Your objective: Set down precisely the lines from the line with "Output a JSON" through the end of the material, inclusive, and no pictures.

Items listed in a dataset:
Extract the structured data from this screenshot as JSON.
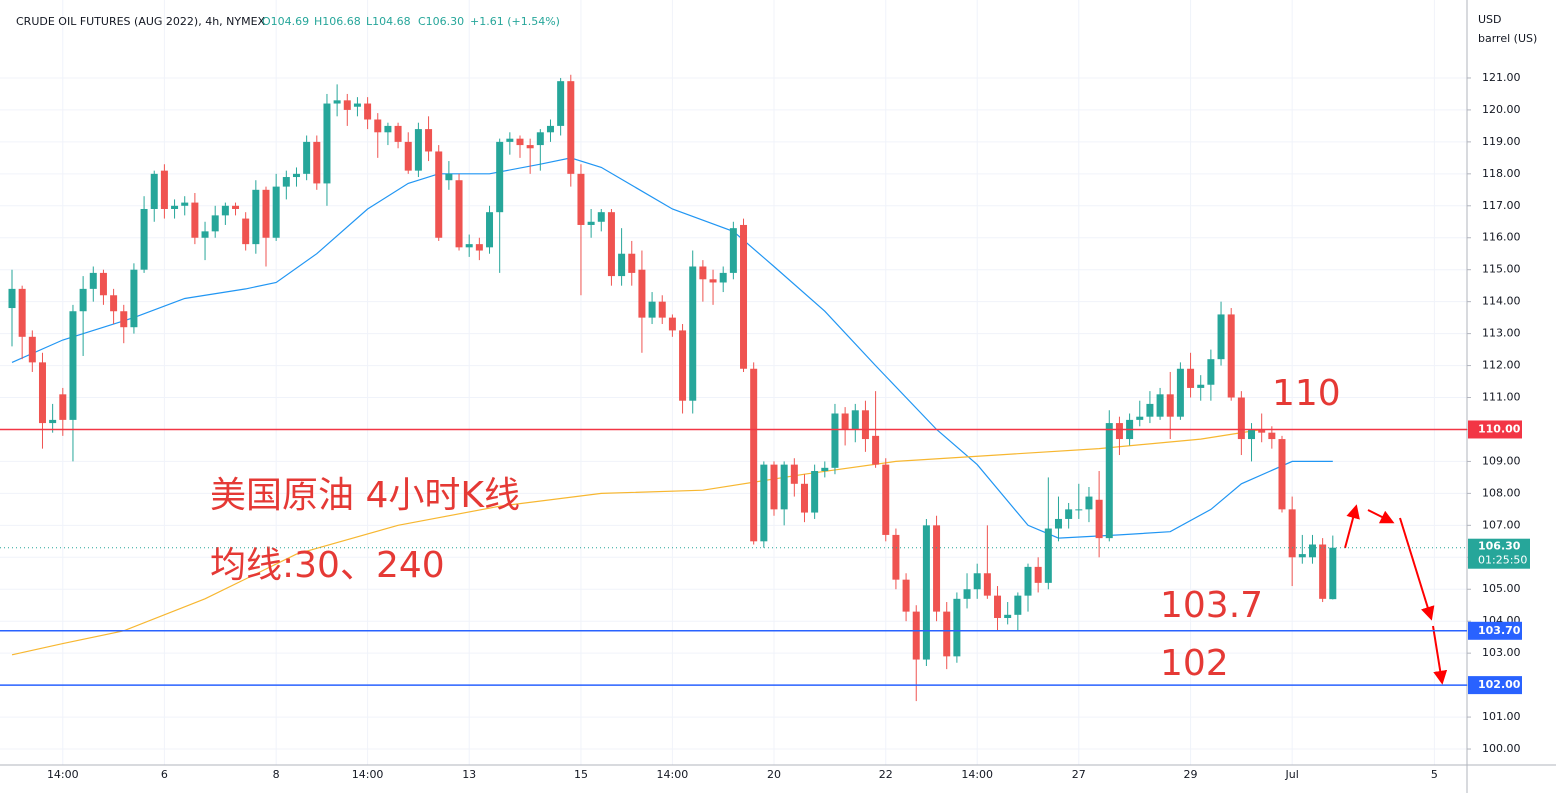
{
  "chart_data": {
    "type": "candlestick",
    "title": "CRUDE OIL FUTURES (AUG 2022), 4h, NYMEX",
    "header_values": [
      "O104.69",
      "H106.68",
      "L104.68",
      "C106.30",
      "+1.61 (+1.54%)"
    ],
    "y_unit": [
      "USD",
      "barrel (US)"
    ],
    "categories": [
      null,
      null,
      null,
      null,
      null,
      "14:00",
      null,
      null,
      null,
      null,
      null,
      null,
      null,
      null,
      null,
      "6",
      null,
      null,
      null,
      null,
      null,
      null,
      null,
      null,
      null,
      null,
      "8",
      null,
      null,
      null,
      null,
      null,
      null,
      null,
      null,
      "14:00",
      null,
      null,
      null,
      null,
      null,
      null,
      null,
      null,
      null,
      "13",
      null,
      null,
      null,
      null,
      null,
      null,
      null,
      null,
      null,
      null,
      "15",
      null,
      null,
      null,
      null,
      null,
      null,
      null,
      null,
      "14:00",
      null,
      null,
      null,
      null,
      null,
      null,
      null,
      null,
      null,
      "20",
      null,
      null,
      null,
      null,
      null,
      null,
      null,
      null,
      null,
      null,
      "22",
      null,
      null,
      null,
      null,
      null,
      null,
      null,
      null,
      "14:00",
      null,
      null,
      null,
      null,
      null,
      null,
      null,
      null,
      null,
      "27",
      null,
      null,
      null,
      null,
      null,
      null,
      null,
      null,
      null,
      null,
      "29",
      null,
      null,
      null,
      null,
      null,
      null,
      null,
      null,
      null,
      "Jul",
      null,
      null,
      null,
      null,
      null,
      null,
      null,
      null,
      null,
      null,
      null,
      null,
      null,
      "5"
    ],
    "open": [
      113.8,
      114.4,
      112.9,
      112.1,
      110.2,
      111.1,
      110.3,
      113.7,
      114.4,
      114.9,
      114.2,
      113.7,
      113.2,
      115.0,
      116.9,
      118.1,
      116.9,
      117.0,
      117.1,
      116.0,
      116.2,
      116.7,
      117.0,
      116.6,
      115.8,
      117.5,
      116.0,
      117.6,
      117.9,
      118.0,
      119.0,
      117.7,
      120.2,
      120.3,
      120.1,
      120.2,
      119.7,
      119.3,
      119.5,
      119.0,
      118.1,
      119.4,
      118.7,
      117.8,
      117.8,
      115.7,
      115.8,
      115.7,
      116.8,
      119.0,
      119.1,
      118.9,
      118.9,
      119.3,
      119.5,
      120.9,
      118.0,
      116.4,
      116.5,
      116.8,
      114.8,
      115.5,
      115.0,
      113.5,
      114.0,
      113.5,
      113.1,
      110.9,
      115.1,
      114.7,
      114.6,
      114.9,
      116.4,
      111.9,
      106.5,
      108.9,
      107.5,
      108.9,
      108.3,
      107.4,
      108.7,
      108.8,
      110.5,
      110.0,
      110.6,
      109.8,
      108.9,
      106.7,
      105.3,
      104.3,
      102.8,
      107.0,
      104.3,
      102.9,
      104.7,
      105.0,
      105.5,
      104.8,
      104.1,
      104.2,
      104.8,
      105.7,
      105.2,
      106.9,
      107.2,
      107.5,
      107.5,
      107.8,
      106.6,
      110.2,
      109.7,
      110.3,
      110.4,
      110.4,
      111.1,
      110.4,
      111.9,
      111.3,
      111.4,
      112.2,
      113.6,
      111.0,
      109.7,
      110.0,
      109.9,
      109.7,
      107.5,
      106.0,
      106.0,
      106.4,
      104.69,
      null,
      null,
      null,
      null,
      null,
      null,
      null,
      null,
      null,
      null
    ],
    "high": [
      115.0,
      114.5,
      113.1,
      112.4,
      110.8,
      111.3,
      113.9,
      114.8,
      115.1,
      115.0,
      114.4,
      113.9,
      115.2,
      117.3,
      118.1,
      118.3,
      117.2,
      117.3,
      117.4,
      116.5,
      117.0,
      117.1,
      117.1,
      116.8,
      117.8,
      117.6,
      118.0,
      118.1,
      118.2,
      119.2,
      119.2,
      120.5,
      120.8,
      120.5,
      120.4,
      120.4,
      119.9,
      119.6,
      119.6,
      119.3,
      119.6,
      119.8,
      118.9,
      118.4,
      118.0,
      116.1,
      116.0,
      117.0,
      119.1,
      119.3,
      119.2,
      119.1,
      119.4,
      119.7,
      121.0,
      121.1,
      118.3,
      116.9,
      116.9,
      116.9,
      116.3,
      115.9,
      115.6,
      114.3,
      114.2,
      113.6,
      113.3,
      115.6,
      115.3,
      115.0,
      115.1,
      116.5,
      116.6,
      112.1,
      109.0,
      109.0,
      109.0,
      109.1,
      108.6,
      108.9,
      109.0,
      110.8,
      110.7,
      110.8,
      110.9,
      111.2,
      109.1,
      106.9,
      105.5,
      104.5,
      107.2,
      107.3,
      104.6,
      104.9,
      105.5,
      105.8,
      107.0,
      105.1,
      104.6,
      104.9,
      105.8,
      106.0,
      108.5,
      107.9,
      107.7,
      108.3,
      108.2,
      108.7,
      110.6,
      110.4,
      110.5,
      110.9,
      111.2,
      111.3,
      111.8,
      112.1,
      112.4,
      111.7,
      112.5,
      114.0,
      113.8,
      111.2,
      110.2,
      110.5,
      110.1,
      109.8,
      107.9,
      106.7,
      106.7,
      106.6,
      106.68,
      null,
      null,
      null,
      null,
      null,
      null,
      null,
      null,
      null,
      null
    ],
    "low": [
      112.6,
      112.2,
      111.8,
      109.4,
      109.9,
      109.8,
      109.0,
      112.3,
      114.0,
      113.9,
      113.3,
      112.7,
      113.0,
      114.9,
      116.5,
      116.6,
      116.6,
      116.7,
      115.8,
      115.3,
      116.0,
      116.4,
      116.7,
      115.6,
      115.5,
      115.1,
      115.9,
      117.2,
      117.6,
      117.8,
      117.5,
      117.0,
      119.8,
      119.5,
      119.8,
      119.4,
      118.5,
      118.9,
      118.8,
      118.0,
      117.9,
      118.4,
      115.9,
      117.5,
      115.6,
      115.4,
      115.3,
      115.5,
      114.9,
      118.6,
      118.5,
      118.0,
      118.1,
      119.0,
      119.2,
      117.6,
      114.2,
      116.0,
      116.2,
      114.5,
      114.5,
      114.5,
      112.4,
      113.3,
      113.3,
      112.9,
      110.5,
      110.5,
      114.0,
      113.9,
      114.3,
      114.7,
      111.8,
      106.4,
      106.3,
      107.3,
      107.0,
      107.9,
      107.1,
      107.2,
      108.5,
      108.6,
      109.5,
      109.6,
      109.3,
      108.8,
      106.5,
      105.0,
      104.0,
      101.5,
      102.6,
      104.0,
      102.5,
      102.7,
      104.4,
      104.7,
      104.7,
      103.7,
      103.9,
      103.7,
      104.3,
      104.9,
      105.0,
      106.5,
      106.9,
      107.2,
      107.1,
      106.0,
      106.5,
      109.2,
      109.5,
      110.1,
      110.2,
      110.3,
      109.7,
      110.3,
      111.0,
      110.9,
      110.9,
      112.0,
      110.9,
      109.2,
      109.0,
      109.6,
      109.4,
      107.4,
      105.1,
      105.8,
      105.8,
      104.6,
      104.68,
      null,
      null,
      null,
      null,
      null,
      null,
      null,
      null,
      null,
      null
    ],
    "close": [
      114.4,
      112.9,
      112.1,
      110.2,
      110.3,
      110.3,
      113.7,
      114.4,
      114.9,
      114.2,
      113.7,
      113.2,
      115.0,
      116.9,
      118.0,
      116.9,
      117.0,
      117.1,
      116.0,
      116.2,
      116.7,
      117.0,
      116.9,
      115.8,
      117.5,
      116.0,
      117.6,
      117.9,
      118.0,
      119.0,
      117.7,
      120.2,
      120.3,
      120.0,
      120.2,
      119.7,
      119.3,
      119.5,
      119.0,
      118.1,
      119.4,
      118.7,
      116.0,
      118.0,
      115.7,
      115.8,
      115.6,
      116.8,
      119.0,
      119.1,
      118.9,
      118.8,
      119.3,
      119.5,
      120.9,
      118.0,
      116.4,
      116.5,
      116.8,
      114.8,
      115.5,
      114.9,
      113.5,
      114.0,
      113.5,
      113.1,
      110.9,
      115.1,
      114.7,
      114.6,
      114.9,
      116.3,
      111.9,
      106.5,
      108.9,
      107.5,
      108.9,
      108.3,
      107.4,
      108.7,
      108.8,
      110.5,
      110.0,
      110.6,
      109.7,
      108.9,
      106.7,
      105.3,
      104.3,
      102.8,
      107.0,
      104.3,
      102.9,
      104.7,
      105.0,
      105.5,
      104.8,
      104.1,
      104.2,
      104.8,
      105.7,
      105.2,
      106.9,
      107.2,
      107.5,
      107.5,
      107.9,
      106.6,
      110.2,
      109.7,
      110.3,
      110.4,
      110.8,
      111.1,
      110.4,
      111.9,
      111.3,
      111.4,
      112.2,
      113.6,
      111.0,
      109.7,
      110.0,
      109.9,
      109.7,
      107.5,
      106.0,
      106.1,
      106.4,
      104.7,
      106.3,
      null,
      null,
      null,
      null,
      null,
      null,
      null,
      null,
      null,
      null
    ],
    "up_color": "#26a69a",
    "down_color": "#ef5350",
    "ylim": [
      99.5,
      123.44
    ],
    "yticks": [
      {
        "value": 100,
        "label": "100.00"
      },
      {
        "value": 101,
        "label": "101.00"
      },
      {
        "value": 102,
        "label": "102.00"
      },
      {
        "value": 103,
        "label": "103.00"
      },
      {
        "value": 104,
        "label": "104.00"
      },
      {
        "value": 105,
        "label": "105.00"
      },
      {
        "value": 106,
        "label": "106.00"
      },
      {
        "value": 107,
        "label": "107.00"
      },
      {
        "value": 108,
        "label": "108.00"
      },
      {
        "value": 109,
        "label": "109.00"
      },
      {
        "value": 110,
        "label": "110.00"
      },
      {
        "value": 111,
        "label": "111.00"
      },
      {
        "value": 112,
        "label": "112.00"
      },
      {
        "value": 113,
        "label": "113.00"
      },
      {
        "value": 114,
        "label": "114.00"
      },
      {
        "value": 115,
        "label": "115.00"
      },
      {
        "value": 116,
        "label": "116.00"
      },
      {
        "value": 117,
        "label": "117.00"
      },
      {
        "value": 118,
        "label": "118.00"
      },
      {
        "value": 119,
        "label": "119.00"
      },
      {
        "value": 120,
        "label": "120.00"
      },
      {
        "value": 121,
        "label": "121.00"
      }
    ],
    "grid": true,
    "moving_averages": [
      {
        "color": "#2196f3",
        "x": [
          0,
          5,
          12,
          17,
          23,
          26,
          30,
          35,
          39,
          42,
          47,
          52,
          55,
          58,
          65,
          71,
          75,
          80,
          85,
          91,
          95,
          100,
          103,
          109,
          114,
          118,
          121,
          126,
          130
        ],
        "values": [
          112.1,
          112.8,
          113.5,
          114.1,
          114.4,
          114.6,
          115.5,
          116.9,
          117.7,
          118.0,
          118.0,
          118.3,
          118.5,
          118.2,
          116.9,
          116.2,
          115.1,
          113.7,
          112.0,
          110.0,
          108.9,
          107.0,
          106.6,
          106.7,
          106.8,
          107.5,
          108.3,
          109.0,
          109.0
        ]
      },
      {
        "color": "#f7b731",
        "x": [
          0,
          5,
          11,
          19,
          28,
          38,
          48,
          58,
          68,
          78,
          87,
          97,
          107,
          117,
          123
        ],
        "values": [
          102.95,
          103.3,
          103.7,
          104.7,
          106.1,
          107.0,
          107.6,
          108.0,
          108.1,
          108.6,
          109.0,
          109.2,
          109.4,
          109.7,
          110.0
        ]
      }
    ],
    "levels": [
      {
        "value": 110,
        "label": "110.00",
        "annotation": "110",
        "color": "#f23645"
      },
      {
        "value": 103.7,
        "label": "103.70",
        "annotation": "103.7",
        "color": "#2962ff"
      },
      {
        "value": 102,
        "label": "102.00",
        "annotation": "102",
        "color": "#2962ff"
      }
    ],
    "last": {
      "value": 106.3,
      "label": "106.30",
      "countdown": "01:25:50",
      "color": "#26a69a"
    },
    "annotations": [
      "美国原油 4小时K线",
      "均线:30、240"
    ]
  }
}
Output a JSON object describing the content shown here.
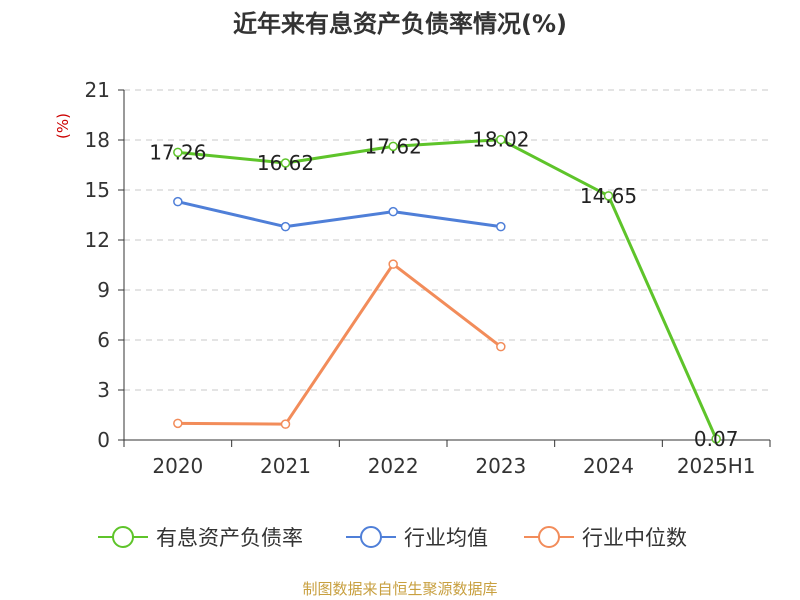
{
  "chart_data": {
    "type": "line",
    "title": "近年来有息资产负债率情况(%)",
    "ylabel": "(%)",
    "xlabel": "",
    "categories": [
      "2020",
      "2021",
      "2022",
      "2023",
      "2024",
      "2025H1"
    ],
    "ylim": [
      0,
      21
    ],
    "yticks": [
      "0",
      "3",
      "6",
      "9",
      "12",
      "15",
      "18",
      "21"
    ],
    "grid": "horizontal-dashed",
    "legend_position": "bottom",
    "series": [
      {
        "name": "有息资产负债率",
        "color": "#5ec42a",
        "values": [
          17.26,
          16.62,
          17.62,
          18.02,
          14.65,
          0.07
        ],
        "labels": [
          "17.26",
          "16.62",
          "17.62",
          "18.02",
          "14.65",
          "0.07"
        ]
      },
      {
        "name": "行业均值",
        "color": "#4f7fd8",
        "values": [
          14.3,
          12.8,
          13.7,
          12.8,
          null,
          null
        ]
      },
      {
        "name": "行业中位数",
        "color": "#f28c5a",
        "values": [
          1.0,
          0.95,
          10.55,
          5.6,
          null,
          null
        ]
      }
    ],
    "footer": "制图数据来自恒生聚源数据库",
    "colors": {
      "axis": "#333333",
      "grid": "#c8c8c8",
      "ylabel": "#cc0000",
      "footer": "#c8a040"
    }
  }
}
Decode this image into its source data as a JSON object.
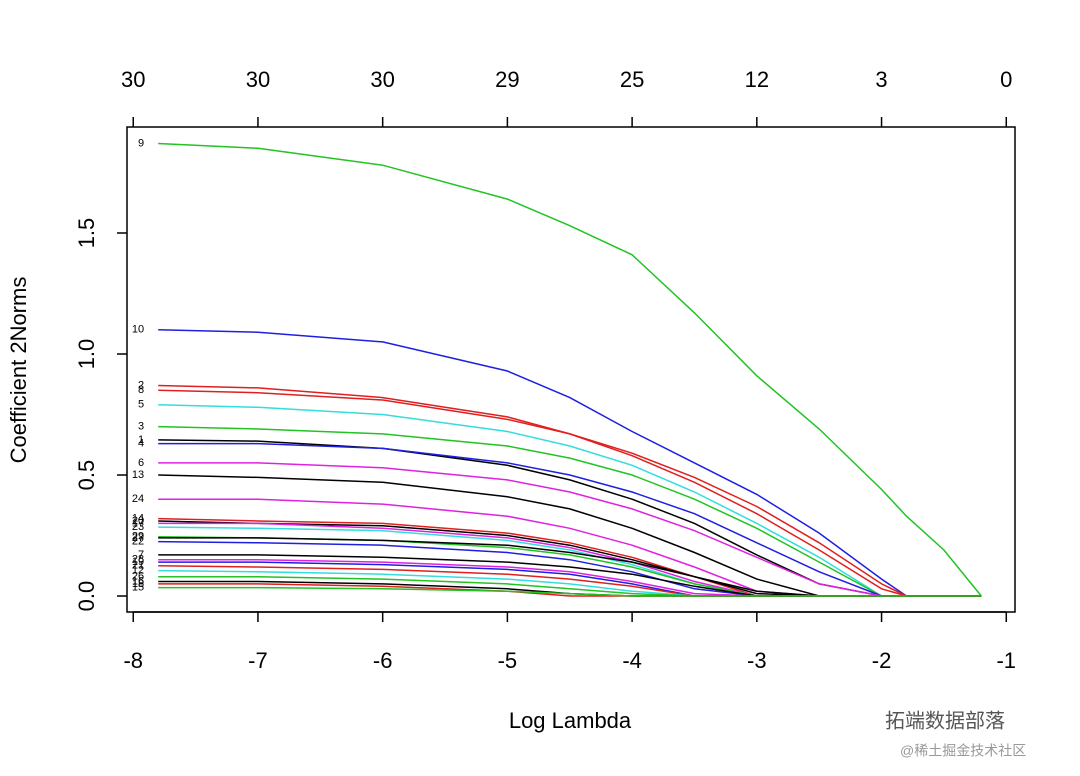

Solved problem:
Output a JSON object describing the content shown here.
{
  "chart_data": {
    "type": "line",
    "title": "近年来有息资产负债率情况(%)",
    "ylabel": "(%)",
    "xlabel": "",
    "categories": [
      "2020",
      "2021",
      "2022",
      "2023",
      "2024",
      "2025H1"
    ],
    "ylim": [
      0,
      21
    ],
    "yticks": [
      "0",
      "3",
      "6",
      "9",
      "12",
      "15",
      "18",
      "21"
    ],
    "grid": "horizontal-dashed",
    "legend_position": "bottom",
    "series": [
      {
        "name": "有息资产负债率",
        "color": "#5ec42a",
        "values": [
          17.26,
          16.62,
          17.62,
          18.02,
          14.65,
          0.07
        ],
        "labels": [
          "17.26",
          "16.62",
          "17.62",
          "18.02",
          "14.65",
          "0.07"
        ]
      },
      {
        "name": "行业均值",
        "color": "#4f7fd8",
        "values": [
          14.3,
          12.8,
          13.7,
          12.8,
          null,
          null
        ]
      },
      {
        "name": "行业中位数",
        "color": "#f28c5a",
        "values": [
          1.0,
          0.95,
          10.55,
          5.6,
          null,
          null
        ]
      }
    ],
    "footer": "制图数据来自恒生聚源数据库",
    "colors": {
      "axis": "#333333",
      "grid": "#c8c8c8",
      "ylabel": "#cc0000",
      "footer": "#c8a040"
    }
  }
}
Decode this image into its source data as a JSON object.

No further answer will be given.